*PROBLEM:* Produce the listing below again, exactly as shown.

=-=-=

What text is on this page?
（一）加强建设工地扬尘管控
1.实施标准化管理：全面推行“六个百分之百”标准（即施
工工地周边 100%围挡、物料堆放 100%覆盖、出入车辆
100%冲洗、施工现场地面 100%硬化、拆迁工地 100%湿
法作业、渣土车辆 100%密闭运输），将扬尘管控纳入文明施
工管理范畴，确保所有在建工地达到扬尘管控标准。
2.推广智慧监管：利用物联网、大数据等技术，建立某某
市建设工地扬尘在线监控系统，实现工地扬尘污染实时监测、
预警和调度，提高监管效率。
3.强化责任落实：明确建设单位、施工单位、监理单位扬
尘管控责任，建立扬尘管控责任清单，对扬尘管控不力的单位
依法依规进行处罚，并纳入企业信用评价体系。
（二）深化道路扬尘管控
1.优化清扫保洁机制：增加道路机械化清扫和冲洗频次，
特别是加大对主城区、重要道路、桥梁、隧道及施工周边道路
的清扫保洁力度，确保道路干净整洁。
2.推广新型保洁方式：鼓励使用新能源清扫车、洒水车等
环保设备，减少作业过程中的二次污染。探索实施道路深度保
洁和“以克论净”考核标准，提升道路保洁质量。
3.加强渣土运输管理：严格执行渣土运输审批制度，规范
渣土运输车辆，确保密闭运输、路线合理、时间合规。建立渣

=-=-=

*RESPONSE:*
What text is on this page?
（一）加强建设工地扬尘管控
1.实施标准化管理：全面推行“六个百分之百”标准（即施
工工地周边 100%围挡、物料堆放 100%覆盖、出入车辆
100%冲洗、施工现场地面 100%硬化、拆迁工地 100%湿
法作业、渣土车辆 100%密闭运输），将扬尘管控纳入文明施
工管理范畴，确保所有在建工地达到扬尘管控标准。
2.推广智慧监管：利用物联网、大数据等技术，建立某某
市建设工地扬尘在线监控系统，实现工地扬尘污染实时监测、
预警和调度，提高监管效率。
3.强化责任落实：明确建设单位、施工单位、监理单位扬
尘管控责任，建立扬尘管控责任清单，对扬尘管控不力的单位
依法依规进行处罚，并纳入企业信用评价体系。
（二）深化道路扬尘管控
1.优化清扫保洁机制：增加道路机械化清扫和冲洗频次，
特别是加大对主城区、重要道路、桥梁、隧道及施工周边道路
的清扫保洁力度，确保道路干净整洁。
2.推广新型保洁方式：鼓励使用新能源清扫车、洒水车等
环保设备，减少作业过程中的二次污染。探索实施道路深度保
洁和“以克论净”考核标准，提升道路保洁质量。
3.加强渣土运输管理：严格执行渣土运输审批制度，规范
渣土运输车辆，确保密闭运输、路线合理、时间合规。建立渣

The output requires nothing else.